Problem description —
Each and every line below goes into your answer unchanged, but leave out the images.

Data provided —
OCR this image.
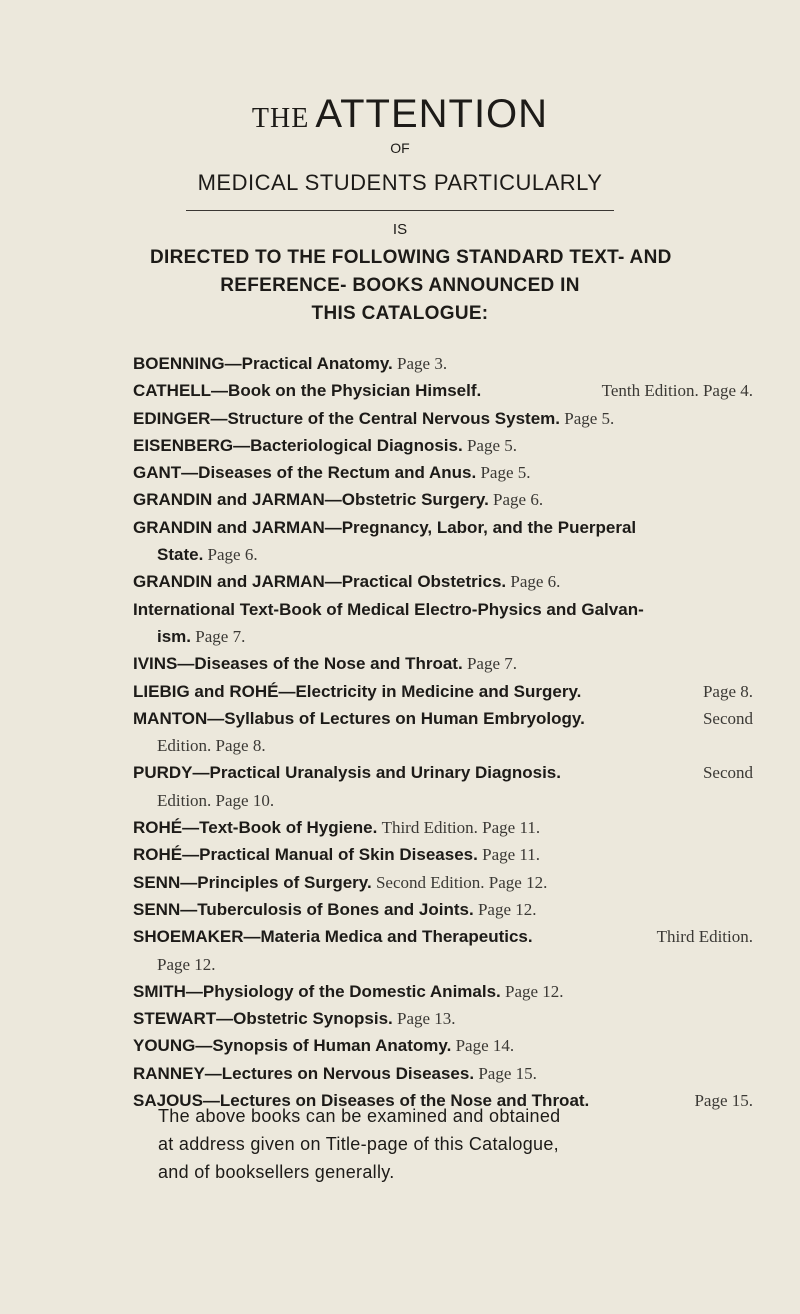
THE ATTENTION
OF
MEDICAL STUDENTS PARTICULARLY
IS
DIRECTED TO THE FOLLOWING STANDARD TEXT- AND
REFERENCE- BOOKS ANNOUNCED IN
THIS CATALOGUE:
BOENNING—Practical Anatomy. Page 3.
CATHELL—Book on the Physician Himself.	Tenth Edition. Page 4.
EDINGER—Structure of the Central Nervous System. Page 5.
EISENBERG—Bacteriological Diagnosis. Page 5.
GANT—Diseases of the Rectum and Anus. Page 5.
GRANDIN and JARMAN—Obstetric Surgery. Page 6.
GRANDIN and JARMAN—Pregnancy, Labor, and the Puerperal
State. Page 6.
GRANDIN and JARMAN—Practical Obstetrics. Page 6.
International Text-Book of Medical Electro-Physics and Galvan-
ism. Page 7.
IVINS—Diseases of the Nose and Throat. Page 7.
LIEBIG and ROHÉ—Electricity in Medicine and Surgery.	Page 8.
MANTON—Syllabus of Lectures on Human Embryology.	Second
Edition. Page 8.
PURDY—Practical Uranalysis and Urinary Diagnosis.	Second
Edition. Page 10.
ROHÉ—Text-Book of Hygiene. Third Edition. Page 11.
ROHÉ—Practical Manual of Skin Diseases. Page 11.
SENN—Principles of Surgery. Second Edition. Page 12.
SENN—Tuberculosis of Bones and Joints. Page 12.
SHOEMAKER—Materia Medica and Therapeutics.	Third Edition.
Page 12.
SMITH—Physiology of the Domestic Animals. Page 12.
STEWART—Obstetric Synopsis. Page 13.
YOUNG—Synopsis of Human Anatomy. Page 14.
RANNEY—Lectures on Nervous Diseases. Page 15.
SAJOUS—Lectures on Diseases of the Nose and Throat.	Page 15.
The above books can be examined and obtained
at address given on Title-page of this Catalogue,
and of booksellers generally.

Response to this exercise —
OCR this image.
THE ATTENTION
OF
MEDICAL STUDENTS PARTICULARLY
IS
DIRECTED TO THE FOLLOWING STANDARD TEXT- AND
REFERENCE- BOOKS ANNOUNCED IN
THIS CATALOGUE:
BOENNING—Practical Anatomy. Page 3.
CATHELL—Book on the Physician Himself.	Tenth Edition. Page 4.
EDINGER—Structure of the Central Nervous System. Page 5.
EISENBERG—Bacteriological Diagnosis. Page 5.
GANT—Diseases of the Rectum and Anus. Page 5.
GRANDIN and JARMAN—Obstetric Surgery. Page 6.
GRANDIN and JARMAN—Pregnancy, Labor, and the Puerperal
State. Page 6.
GRANDIN and JARMAN—Practical Obstetrics. Page 6.
International Text-Book of Medical Electro-Physics and Galvan-
ism. Page 7.
IVINS—Diseases of the Nose and Throat. Page 7.
LIEBIG and ROHÉ—Electricity in Medicine and Surgery.	Page 8.
MANTON—Syllabus of Lectures on Human Embryology.	Second
Edition. Page 8.
PURDY—Practical Uranalysis and Urinary Diagnosis.	Second
Edition. Page 10.
ROHÉ—Text-Book of Hygiene. Third Edition. Page 11.
ROHÉ—Practical Manual of Skin Diseases. Page 11.
SENN—Principles of Surgery. Second Edition. Page 12.
SENN—Tuberculosis of Bones and Joints. Page 12.
SHOEMAKER—Materia Medica and Therapeutics.	Third Edition.
Page 12.
SMITH—Physiology of the Domestic Animals. Page 12.
STEWART—Obstetric Synopsis. Page 13.
YOUNG—Synopsis of Human Anatomy. Page 14.
RANNEY—Lectures on Nervous Diseases. Page 15.
SAJOUS—Lectures on Diseases of the Nose and Throat.	Page 15.
The above books can be examined and obtained
at address given on Title-page of this Catalogue,
and of booksellers generally.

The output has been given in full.